> **PROBLEM TO SOLVE**: Reproduce every entry exactly, without alteration.

:: SUPPLIED INFORMATION ::

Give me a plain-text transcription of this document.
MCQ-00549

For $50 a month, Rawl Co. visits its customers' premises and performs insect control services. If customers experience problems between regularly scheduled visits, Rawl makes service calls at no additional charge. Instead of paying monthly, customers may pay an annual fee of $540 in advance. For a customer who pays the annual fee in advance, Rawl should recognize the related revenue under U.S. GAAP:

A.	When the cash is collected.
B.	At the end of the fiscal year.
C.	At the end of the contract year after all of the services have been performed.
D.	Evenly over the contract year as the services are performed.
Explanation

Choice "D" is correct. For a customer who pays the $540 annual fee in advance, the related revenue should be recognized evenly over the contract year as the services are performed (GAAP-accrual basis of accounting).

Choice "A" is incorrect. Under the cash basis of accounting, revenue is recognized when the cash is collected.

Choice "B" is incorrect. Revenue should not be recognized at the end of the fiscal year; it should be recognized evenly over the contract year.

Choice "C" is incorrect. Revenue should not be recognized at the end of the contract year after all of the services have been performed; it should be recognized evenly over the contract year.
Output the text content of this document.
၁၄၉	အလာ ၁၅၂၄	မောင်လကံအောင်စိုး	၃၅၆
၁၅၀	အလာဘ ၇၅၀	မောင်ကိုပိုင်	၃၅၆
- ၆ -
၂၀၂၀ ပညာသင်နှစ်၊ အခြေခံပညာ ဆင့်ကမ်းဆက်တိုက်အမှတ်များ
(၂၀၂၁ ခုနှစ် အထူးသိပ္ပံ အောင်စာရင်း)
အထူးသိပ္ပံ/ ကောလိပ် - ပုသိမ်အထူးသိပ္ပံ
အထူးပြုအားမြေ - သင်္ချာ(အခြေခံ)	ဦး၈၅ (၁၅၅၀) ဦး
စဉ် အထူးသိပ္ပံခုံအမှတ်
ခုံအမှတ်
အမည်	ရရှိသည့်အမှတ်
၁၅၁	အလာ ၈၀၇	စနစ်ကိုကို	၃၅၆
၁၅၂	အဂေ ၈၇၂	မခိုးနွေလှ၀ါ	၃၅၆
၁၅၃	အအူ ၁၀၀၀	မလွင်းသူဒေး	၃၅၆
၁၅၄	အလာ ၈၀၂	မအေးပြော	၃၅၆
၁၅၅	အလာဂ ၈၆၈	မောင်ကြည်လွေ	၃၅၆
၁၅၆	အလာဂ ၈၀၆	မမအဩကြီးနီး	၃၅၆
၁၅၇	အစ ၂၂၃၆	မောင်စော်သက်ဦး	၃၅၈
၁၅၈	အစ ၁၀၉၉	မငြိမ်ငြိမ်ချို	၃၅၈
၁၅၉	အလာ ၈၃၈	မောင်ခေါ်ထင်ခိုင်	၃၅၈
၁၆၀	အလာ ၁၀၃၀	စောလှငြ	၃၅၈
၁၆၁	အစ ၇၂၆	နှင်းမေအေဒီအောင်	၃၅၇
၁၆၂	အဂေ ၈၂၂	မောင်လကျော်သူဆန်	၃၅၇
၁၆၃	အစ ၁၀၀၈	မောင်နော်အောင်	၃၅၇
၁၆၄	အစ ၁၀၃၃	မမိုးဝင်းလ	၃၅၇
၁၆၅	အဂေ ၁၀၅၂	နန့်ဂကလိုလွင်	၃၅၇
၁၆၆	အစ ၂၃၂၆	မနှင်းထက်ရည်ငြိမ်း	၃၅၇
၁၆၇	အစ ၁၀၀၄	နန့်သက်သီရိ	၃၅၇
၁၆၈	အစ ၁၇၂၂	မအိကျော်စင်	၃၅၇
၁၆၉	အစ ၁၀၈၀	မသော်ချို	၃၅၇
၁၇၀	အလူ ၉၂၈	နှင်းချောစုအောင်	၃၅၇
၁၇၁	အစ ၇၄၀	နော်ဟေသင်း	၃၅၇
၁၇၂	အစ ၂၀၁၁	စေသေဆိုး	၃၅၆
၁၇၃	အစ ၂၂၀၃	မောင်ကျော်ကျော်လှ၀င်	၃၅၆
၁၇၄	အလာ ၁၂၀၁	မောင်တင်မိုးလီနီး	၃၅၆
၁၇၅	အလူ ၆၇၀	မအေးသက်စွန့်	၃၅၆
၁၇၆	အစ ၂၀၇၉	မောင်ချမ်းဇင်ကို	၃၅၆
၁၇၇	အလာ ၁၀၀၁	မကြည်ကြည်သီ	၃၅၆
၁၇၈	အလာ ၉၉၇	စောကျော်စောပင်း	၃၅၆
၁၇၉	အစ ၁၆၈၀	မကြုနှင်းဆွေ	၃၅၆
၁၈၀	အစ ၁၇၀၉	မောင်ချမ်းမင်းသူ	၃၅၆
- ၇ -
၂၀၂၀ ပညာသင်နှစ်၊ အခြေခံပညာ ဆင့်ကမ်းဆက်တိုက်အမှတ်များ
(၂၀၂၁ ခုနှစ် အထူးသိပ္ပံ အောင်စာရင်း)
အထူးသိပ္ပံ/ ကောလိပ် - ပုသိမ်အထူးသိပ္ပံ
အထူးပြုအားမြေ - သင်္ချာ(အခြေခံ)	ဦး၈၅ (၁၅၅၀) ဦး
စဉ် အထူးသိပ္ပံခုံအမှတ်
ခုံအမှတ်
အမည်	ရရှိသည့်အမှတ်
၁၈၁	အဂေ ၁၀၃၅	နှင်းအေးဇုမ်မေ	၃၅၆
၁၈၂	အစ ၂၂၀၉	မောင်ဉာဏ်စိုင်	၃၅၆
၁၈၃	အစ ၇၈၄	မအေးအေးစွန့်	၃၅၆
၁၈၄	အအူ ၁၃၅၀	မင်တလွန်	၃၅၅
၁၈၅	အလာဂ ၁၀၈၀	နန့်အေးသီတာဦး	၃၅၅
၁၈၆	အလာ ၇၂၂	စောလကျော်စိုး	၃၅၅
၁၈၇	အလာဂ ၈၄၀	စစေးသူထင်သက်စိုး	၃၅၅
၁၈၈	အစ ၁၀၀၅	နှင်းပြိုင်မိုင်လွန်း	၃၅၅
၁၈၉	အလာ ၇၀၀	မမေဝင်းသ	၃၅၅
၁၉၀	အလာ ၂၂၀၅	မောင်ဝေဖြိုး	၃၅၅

:::

> **FINISHED ANSWER**:
Give me a plain-text transcription of this document.
MCQ-00549

For $50 a month, Rawl Co. visits its customers' premises and performs insect control services. If customers experience problems between regularly scheduled visits, Rawl makes service calls at no additional charge. Instead of paying monthly, customers may pay an annual fee of $540 in advance. For a customer who pays the annual fee in advance, Rawl should recognize the related revenue under U.S. GAAP:

A.	When the cash is collected.
B.	At the end of the fiscal year.
C.	At the end of the contract year after all of the services have been performed.
D.	Evenly over the contract year as the services are performed.
Explanation

Choice "D" is correct. For a customer who pays the $540 annual fee in advance, the related revenue should be recognized evenly over the contract year as the services are performed (GAAP-accrual basis of accounting).

Choice "A" is incorrect. Under the cash basis of accounting, revenue is recognized when the cash is collected.

Choice "B" is incorrect. Revenue should not be recognized at the end of the fiscal year; it should be recognized evenly over the contract year.

Choice "C" is incorrect. Revenue should not be recognized at the end of the contract year after all of the services have been performed; it should be recognized evenly over the contract year.
Output the text content of this document.
၁၄၉	အလာ ၁၅၂၄	မောင်လကံအောင်စိုး	၃၅၆
၁၅၀	အလာဘ ၇၅၀	မောင်ကိုပိုင်	၃၅၆
- ၆ -
၂၀၂၀ ပညာသင်နှစ်၊ အခြေခံပညာ ဆင့်ကမ်းဆက်တိုက်အမှတ်များ
(၂၀၂၁ ခုနှစ် အထူးသိပ္ပံ အောင်စာရင်း)
အထူးသိပ္ပံ/ ကောလိပ် - ပုသိမ်အထူးသိပ္ပံ
အထူးပြုအားမြေ - သင်္ချာ(အခြေခံ)	ဦး၈၅ (၁၅၅၀) ဦး
စဉ် အထူးသိပ္ပံခုံအမှတ်
ခုံအမှတ်
အမည်	ရရှိသည့်အမှတ်
၁၅၁	အလာ ၈၀၇	စနစ်ကိုကို	၃၅၆
၁၅၂	အဂေ ၈၇၂	မခိုးနွေလှ၀ါ	၃၅၆
၁၅၃	အအူ ၁၀၀၀	မလွင်းသူဒေး	၃၅၆
၁၅၄	အလာ ၈၀၂	မအေးပြော	၃၅၆
၁၅၅	အလာဂ ၈၆၈	မောင်ကြည်လွေ	၃၅၆
၁၅၆	အလာဂ ၈၀၆	မမအဩကြီးနီး	၃၅၆
၁၅၇	အစ ၂၂၃၆	မောင်စော်သက်ဦး	၃၅၈
၁၅၈	အစ ၁၀၉၉	မငြိမ်ငြိမ်ချို	၃၅၈
၁၅၉	အလာ ၈၃၈	မောင်ခေါ်ထင်ခိုင်	၃၅၈
၁၆၀	အလာ ၁၀၃၀	စောလှငြ	၃၅၈
၁၆၁	အစ ၇၂၆	နှင်းမေအေဒီအောင်	၃၅၇
၁၆၂	အဂေ ၈၂၂	မောင်လကျော်သူဆန်	၃၅၇
၁၆၃	အစ ၁၀၀၈	မောင်နော်အောင်	၃၅၇
၁၆၄	အစ ၁၀၃၃	မမိုးဝင်းလ	၃၅၇
၁၆၅	အဂေ ၁၀၅၂	နန့်ဂကလိုလွင်	၃၅၇
၁၆၆	အစ ၂၃၂၆	မနှင်းထက်ရည်ငြိမ်း	၃၅၇
၁၆၇	အစ ၁၀၀၄	နန့်သက်သီရိ	၃၅၇
၁၆၈	အစ ၁၇၂၂	မအိကျော်စင်	၃၅၇
၁၆၉	အစ ၁၀၈၀	မသော်ချို	၃၅၇
၁၇၀	အလူ ၉၂၈	နှင်းချောစုအောင်	၃၅၇
၁၇၁	အစ ၇၄၀	နော်ဟေသင်း	၃၅၇
၁၇၂	အစ ၂၀၁၁	စေသေဆိုး	၃၅၆
၁၇၃	အစ ၂၂၀၃	မောင်ကျော်ကျော်လှ၀င်	၃၅၆
၁၇၄	အလာ ၁၂၀၁	မောင်တင်မိုးလီနီး	၃၅၆
၁၇၅	အလူ ၆၇၀	မအေးသက်စွန့်	၃၅၆
၁၇၆	အစ ၂၀၇၉	မောင်ချမ်းဇင်ကို	၃၅၆
၁၇၇	အလာ ၁၀၀၁	မကြည်ကြည်သီ	၃၅၆
၁၇၈	အလာ ၉၉၇	စောကျော်စောပင်း	၃၅၆
၁၇၉	အစ ၁၆၈၀	မကြုနှင်းဆွေ	၃၅၆
၁၈၀	အစ ၁၇၀၉	မောင်ချမ်းမင်းသူ	၃၅၆
- ၇ -
၂၀၂၀ ပညာသင်နှစ်၊ အခြေခံပညာ ဆင့်ကမ်းဆက်တိုက်အမှတ်များ
(၂၀၂၁ ခုနှစ် အထူးသိပ္ပံ အောင်စာရင်း)
အထူးသိပ္ပံ/ ကောလိပ် - ပုသိမ်အထူးသိပ္ပံ
အထူးပြုအားမြေ - သင်္ချာ(အခြေခံ)	ဦး၈၅ (၁၅၅၀) ဦး
စဉ် အထူးသိပ္ပံခုံအမှတ်
ခုံအမှတ်
အမည်	ရရှိသည့်အမှတ်
၁၈၁	အဂေ ၁၀၃၅	နှင်းအေးဇုမ်မေ	၃၅၆
၁၈၂	အစ ၂၂၀၉	မောင်ဉာဏ်စိုင်	၃၅၆
၁၈၃	အစ ၇၈၄	မအေးအေးစွန့်	၃၅၆
၁၈၄	အအူ ၁၃၅၀	မင်တလွန်	၃၅၅
၁၈၅	အလာဂ ၁၀၈၀	နန့်အေးသီတာဦး	၃၅၅
၁၈၆	အလာ ၇၂၂	စောလကျော်စိုး	၃၅၅
၁၈၇	အလာဂ ၈၄၀	စစေးသူထင်သက်စိုး	၃၅၅
၁၈၈	အစ ၁၀၀၅	နှင်းပြိုင်မိုင်လွန်း	၃၅၅
၁၈၉	အလာ ၇၀၀	မမေဝင်းသ	၃၅၅
၁၉၀	အလာ ၂၂၀၅	မောင်ဝေဖြိုး	၃၅၅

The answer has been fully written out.